Stored records:
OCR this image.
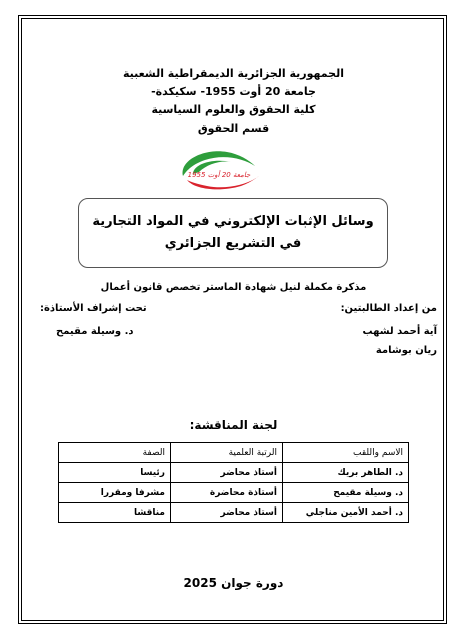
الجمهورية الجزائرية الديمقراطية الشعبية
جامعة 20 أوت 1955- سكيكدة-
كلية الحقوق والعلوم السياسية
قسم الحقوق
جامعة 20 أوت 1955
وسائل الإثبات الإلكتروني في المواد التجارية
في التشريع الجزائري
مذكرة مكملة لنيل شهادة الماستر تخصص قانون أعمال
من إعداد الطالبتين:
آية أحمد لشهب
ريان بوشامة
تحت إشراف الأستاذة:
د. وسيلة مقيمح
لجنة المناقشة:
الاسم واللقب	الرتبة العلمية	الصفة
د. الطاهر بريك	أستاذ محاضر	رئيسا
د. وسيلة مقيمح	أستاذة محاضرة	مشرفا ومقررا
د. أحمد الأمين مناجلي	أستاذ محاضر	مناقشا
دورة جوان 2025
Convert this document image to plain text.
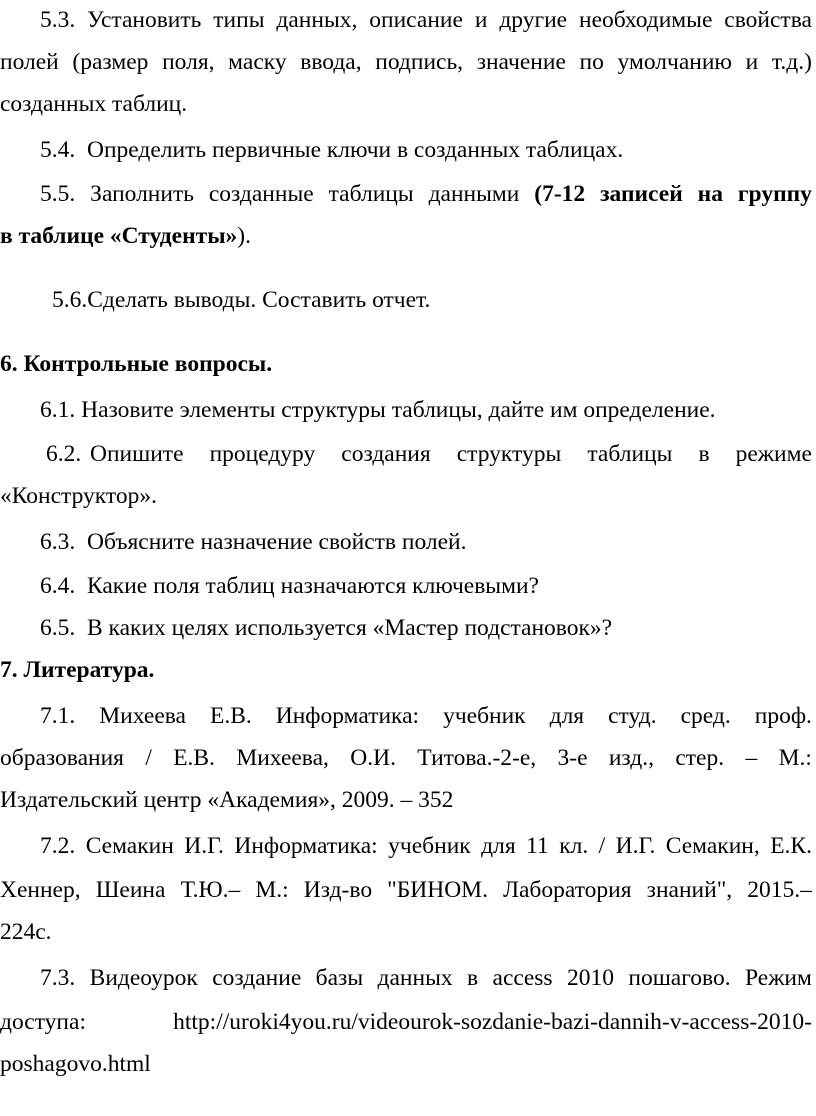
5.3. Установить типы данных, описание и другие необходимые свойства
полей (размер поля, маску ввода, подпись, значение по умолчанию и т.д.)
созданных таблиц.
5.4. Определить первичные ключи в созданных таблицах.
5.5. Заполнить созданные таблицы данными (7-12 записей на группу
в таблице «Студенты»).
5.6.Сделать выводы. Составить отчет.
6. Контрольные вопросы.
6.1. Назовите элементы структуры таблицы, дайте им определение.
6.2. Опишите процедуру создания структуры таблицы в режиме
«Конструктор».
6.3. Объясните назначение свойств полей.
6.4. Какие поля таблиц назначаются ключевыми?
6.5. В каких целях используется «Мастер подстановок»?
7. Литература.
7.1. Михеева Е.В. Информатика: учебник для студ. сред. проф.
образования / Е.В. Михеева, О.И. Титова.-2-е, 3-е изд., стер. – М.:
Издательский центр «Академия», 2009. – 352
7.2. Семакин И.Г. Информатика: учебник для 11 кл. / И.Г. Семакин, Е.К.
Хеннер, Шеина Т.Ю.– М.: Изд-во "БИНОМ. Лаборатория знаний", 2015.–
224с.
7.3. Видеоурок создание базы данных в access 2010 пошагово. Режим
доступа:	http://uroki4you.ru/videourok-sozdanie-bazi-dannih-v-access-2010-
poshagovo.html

- **AIM**: Restate the whole of the material word for word without the pictures.

- **FINISHED EXERCISE**:
OCR this image.
الجمهورية الجزائرية الديمقراطية الشعبية
جامعة 20 أوت 1955- سكيكدة-
كلية الحقوق والعلوم السياسية
قسم الحقوق
جامعة 20 أوت 1955
وسائل الإثبات الإلكتروني في المواد التجارية
في التشريع الجزائري
مذكرة مكملة لنيل شهادة الماستر تخصص قانون أعمال
من إعداد الطالبتين:
آية أحمد لشهب
ريان بوشامة
تحت إشراف الأستاذة:
د. وسيلة مقيمح
لجنة المناقشة:
الاسم واللقب	الرتبة العلمية	الصفة
د. الطاهر بريك	أستاذ محاضر	رئيسا
د. وسيلة مقيمح	أستاذة محاضرة	مشرفا ومقررا
د. أحمد الأمين مناجلي	أستاذ محاضر	مناقشا
دورة جوان 2025
Convert this document image to plain text.
5.3. Установить типы данных, описание и другие необходимые свойства
полей (размер поля, маску ввода, подпись, значение по умолчанию и т.д.)
созданных таблиц.
5.4. Определить первичные ключи в созданных таблицах.
5.5. Заполнить созданные таблицы данными (7-12 записей на группу
в таблице «Студенты»).
5.6.Сделать выводы. Составить отчет.
6. Контрольные вопросы.
6.1. Назовите элементы структуры таблицы, дайте им определение.
6.2. Опишите процедуру создания структуры таблицы в режиме
«Конструктор».
6.3. Объясните назначение свойств полей.
6.4. Какие поля таблиц назначаются ключевыми?
6.5. В каких целях используется «Мастер подстановок»?
7. Литература.
7.1. Михеева Е.В. Информатика: учебник для студ. сред. проф.
образования / Е.В. Михеева, О.И. Титова.-2-е, 3-е изд., стер. – М.:
Издательский центр «Академия», 2009. – 352
7.2. Семакин И.Г. Информатика: учебник для 11 кл. / И.Г. Семакин, Е.К.
Хеннер, Шеина Т.Ю.– М.: Изд-во "БИНОМ. Лаборатория знаний", 2015.–
224с.
7.3. Видеоурок создание базы данных в access 2010 пошагово. Режим
доступа:	http://uroki4you.ru/videourok-sozdanie-bazi-dannih-v-access-2010-
poshagovo.html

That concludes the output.